→ **Goal**: Reproduce the records below exactly as they appear, omitting any pictures they contain.

→ **Items from a data source**:
========
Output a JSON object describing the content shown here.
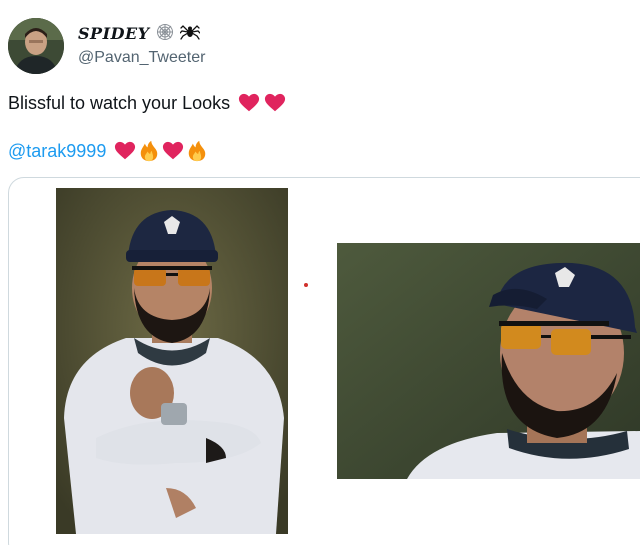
{
  "author": {
    "display_name": "SPIDEY",
    "handle": "@Pavan_Tweeter",
    "badges": [
      "spider-web-icon",
      "spider-icon"
    ]
  },
  "tweet": {
    "text": "Blissful to watch your Looks",
    "text_emojis": [
      "heart-icon",
      "heart-icon"
    ],
    "mention": "@tarak9999",
    "mention_emojis": [
      "heart-icon",
      "fire-icon",
      "heart-icon",
      "fire-icon"
    ]
  },
  "media": {
    "photos": [
      "photo-left",
      "photo-right"
    ]
  },
  "colors": {
    "link": "#1d9bf0",
    "heart": "#e0245e",
    "handle": "#536471",
    "border": "#cfd9de"
  }
}
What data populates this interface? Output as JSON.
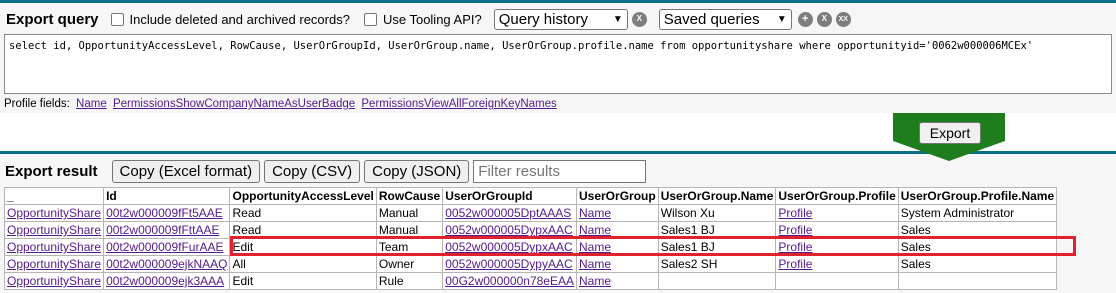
{
  "query_panel": {
    "title": "Export query",
    "include_deleted_label": "Include deleted and archived records?",
    "tooling_api_label": "Use Tooling API?",
    "query_history_label": "Query history",
    "saved_queries_label": "Saved queries",
    "clear_icon_glyph": "X",
    "add_icon_glyph": "+",
    "remove_icon_glyph": "X",
    "remove_all_icon_glyph": "XX",
    "query_text": "select id, OpportunityAccessLevel, RowCause, UserOrGroupId, UserOrGroup.name, UserOrGroup.profile.name from opportunityshare where opportunityid='0062w000006MCEx'",
    "profile_fields_label": "Profile fields:",
    "profile_fields": [
      "Name",
      "PermissionsShowCompanyNameAsUserBadge",
      "PermissionsViewAllForeignKeyNames"
    ]
  },
  "export_button_label": "Export",
  "result_panel": {
    "title": "Export result",
    "copy_excel_label": "Copy (Excel format)",
    "copy_csv_label": "Copy (CSV)",
    "copy_json_label": "Copy (JSON)",
    "filter_placeholder": "Filter results"
  },
  "table": {
    "headers": [
      "_",
      "Id",
      "OpportunityAccessLevel",
      "RowCause",
      "UserOrGroupId",
      "UserOrGroup",
      "UserOrGroup.Name",
      "UserOrGroup.Profile",
      "UserOrGroup.Profile.Name"
    ],
    "rows": [
      [
        "OpportunityShare",
        "00t2w000009fFt5AAE",
        "Read",
        "Manual",
        "0052w000005DptAAAS",
        "Name",
        "Wilson Xu",
        "Profile",
        "System Administrator"
      ],
      [
        "OpportunityShare",
        "00t2w000009fFttAAE",
        "Read",
        "Manual",
        "0052w000005DypxAAC",
        "Name",
        "Sales1 BJ",
        "Profile",
        "Sales"
      ],
      [
        "OpportunityShare",
        "00t2w000009fFurAAE",
        "Edit",
        "Team",
        "0052w000005DypxAAC",
        "Name",
        "Sales1 BJ",
        "Profile",
        "Sales"
      ],
      [
        "OpportunityShare",
        "00t2w000009ejkNAAQ",
        "All",
        "Owner",
        "0052w000005DypyAAC",
        "Name",
        "Sales2 SH",
        "Profile",
        "Sales"
      ],
      [
        "OpportunityShare",
        "00t2w000009ejk3AAA",
        "Edit",
        "Rule",
        "00G2w000000n78eEAA",
        "Name",
        "",
        "",
        ""
      ]
    ],
    "link_columns": [
      0,
      1,
      4,
      5,
      7
    ]
  },
  "colors": {
    "panel_border": "#0b6f86",
    "export_arrow": "#1e7e1e",
    "highlight": "#e0212e",
    "link": "#551a8b"
  }
}
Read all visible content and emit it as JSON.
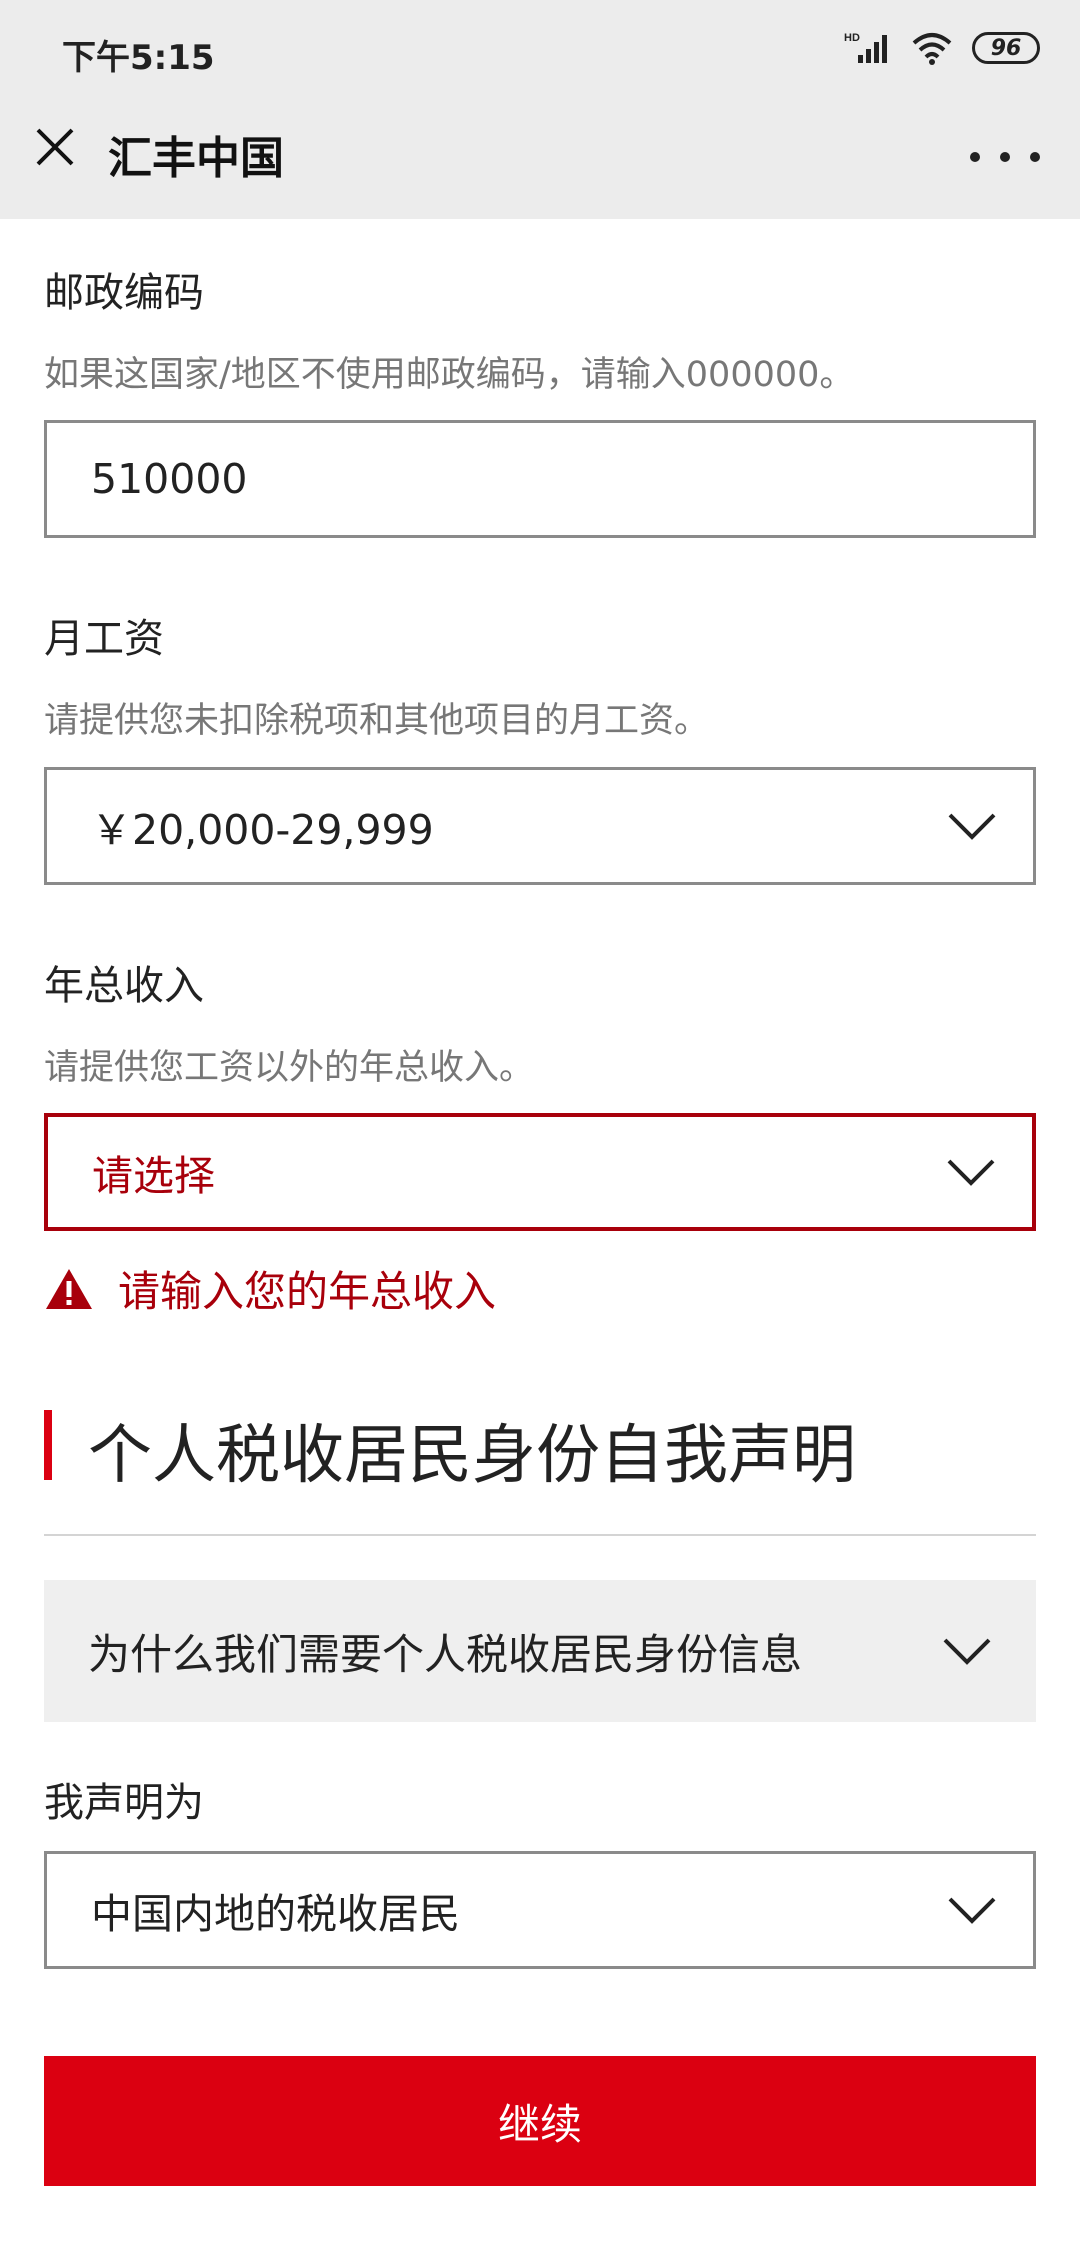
{
  "status_bar": {
    "time": "下午5:15",
    "battery": "96"
  },
  "header": {
    "title": "汇丰中国"
  },
  "postal": {
    "label": "邮政编码",
    "hint": "如果这国家/地区不使用邮政编码，请输入000000。",
    "value": "510000"
  },
  "salary": {
    "label": "月工资",
    "hint": "请提供您未扣除税项和其他项目的月工资。",
    "value": "￥20,000-29,999"
  },
  "annual_income": {
    "label": "年总收入",
    "hint": "请提供您工资以外的年总收入。",
    "value": "请选择",
    "error": "请输入您的年总收入"
  },
  "tax_section": {
    "title": "个人税收居民身份自我声明",
    "accordion": "为什么我们需要个人税收居民身份信息"
  },
  "declaration": {
    "label": "我声明为",
    "value": "中国内地的税收居民"
  },
  "continue_label": "继续",
  "colors": {
    "brand_red": "#db0011",
    "error_red": "#a8000b"
  }
}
========
→ **Answer**:
Output a JSON object describing the content shown here.
{
  "author": {
    "display_name": "SPIDEY",
    "handle": "@Pavan_Tweeter",
    "badges": [
      "spider-web-icon",
      "spider-icon"
    ]
  },
  "tweet": {
    "text": "Blissful to watch your Looks",
    "text_emojis": [
      "heart-icon",
      "heart-icon"
    ],
    "mention": "@tarak9999",
    "mention_emojis": [
      "heart-icon",
      "fire-icon",
      "heart-icon",
      "fire-icon"
    ]
  },
  "media": {
    "photos": [
      "photo-left",
      "photo-right"
    ]
  },
  "colors": {
    "link": "#1d9bf0",
    "heart": "#e0245e",
    "handle": "#536471",
    "border": "#cfd9de"
  }
}
What data populates this interface? Output as JSON.
{
  "query_panel": {
    "title": "Export query",
    "include_deleted_label": "Include deleted and archived records?",
    "tooling_api_label": "Use Tooling API?",
    "query_history_label": "Query history",
    "saved_queries_label": "Saved queries",
    "clear_icon_glyph": "X",
    "add_icon_glyph": "+",
    "remove_icon_glyph": "X",
    "remove_all_icon_glyph": "XX",
    "query_text": "select id, OpportunityAccessLevel, RowCause, UserOrGroupId, UserOrGroup.name, UserOrGroup.profile.name from opportunityshare where opportunityid='0062w000006MCEx'",
    "profile_fields_label": "Profile fields:",
    "profile_fields": [
      "Name",
      "PermissionsShowCompanyNameAsUserBadge",
      "PermissionsViewAllForeignKeyNames"
    ]
  },
  "export_button_label": "Export",
  "result_panel": {
    "title": "Export result",
    "copy_excel_label": "Copy (Excel format)",
    "copy_csv_label": "Copy (CSV)",
    "copy_json_label": "Copy (JSON)",
    "filter_placeholder": "Filter results"
  },
  "table": {
    "headers": [
      "_",
      "Id",
      "OpportunityAccessLevel",
      "RowCause",
      "UserOrGroupId",
      "UserOrGroup",
      "UserOrGroup.Name",
      "UserOrGroup.Profile",
      "UserOrGroup.Profile.Name"
    ],
    "rows": [
      [
        "OpportunityShare",
        "00t2w000009fFt5AAE",
        "Read",
        "Manual",
        "0052w000005DptAAAS",
        "Name",
        "Wilson Xu",
        "Profile",
        "System Administrator"
      ],
      [
        "OpportunityShare",
        "00t2w000009fFttAAE",
        "Read",
        "Manual",
        "0052w000005DypxAAC",
        "Name",
        "Sales1 BJ",
        "Profile",
        "Sales"
      ],
      [
        "OpportunityShare",
        "00t2w000009fFurAAE",
        "Edit",
        "Team",
        "0052w000005DypxAAC",
        "Name",
        "Sales1 BJ",
        "Profile",
        "Sales"
      ],
      [
        "OpportunityShare",
        "00t2w000009ejkNAAQ",
        "All",
        "Owner",
        "0052w000005DypyAAC",
        "Name",
        "Sales2 SH",
        "Profile",
        "Sales"
      ],
      [
        "OpportunityShare",
        "00t2w000009ejk3AAA",
        "Edit",
        "Rule",
        "00G2w000000n78eEAA",
        "Name",
        "",
        "",
        ""
      ]
    ],
    "link_columns": [
      0,
      1,
      4,
      5,
      7
    ]
  },
  "colors": {
    "panel_border": "#0b6f86",
    "export_arrow": "#1e7e1e",
    "highlight": "#e0212e",
    "link": "#551a8b"
  }
}
Read all visible content and emit it as JSON.
{
  "status_bar": {
    "time": "下午5:15",
    "battery": "96"
  },
  "header": {
    "title": "汇丰中国"
  },
  "postal": {
    "label": "邮政编码",
    "hint": "如果这国家/地区不使用邮政编码，请输入000000。",
    "value": "510000"
  },
  "salary": {
    "label": "月工资",
    "hint": "请提供您未扣除税项和其他项目的月工资。",
    "value": "￥20,000-29,999"
  },
  "annual_income": {
    "label": "年总收入",
    "hint": "请提供您工资以外的年总收入。",
    "value": "请选择",
    "error": "请输入您的年总收入"
  },
  "tax_section": {
    "title": "个人税收居民身份自我声明",
    "accordion": "为什么我们需要个人税收居民身份信息"
  },
  "declaration": {
    "label": "我声明为",
    "value": "中国内地的税收居民"
  },
  "continue_label": "继续",
  "colors": {
    "brand_red": "#db0011",
    "error_red": "#a8000b"
  }
}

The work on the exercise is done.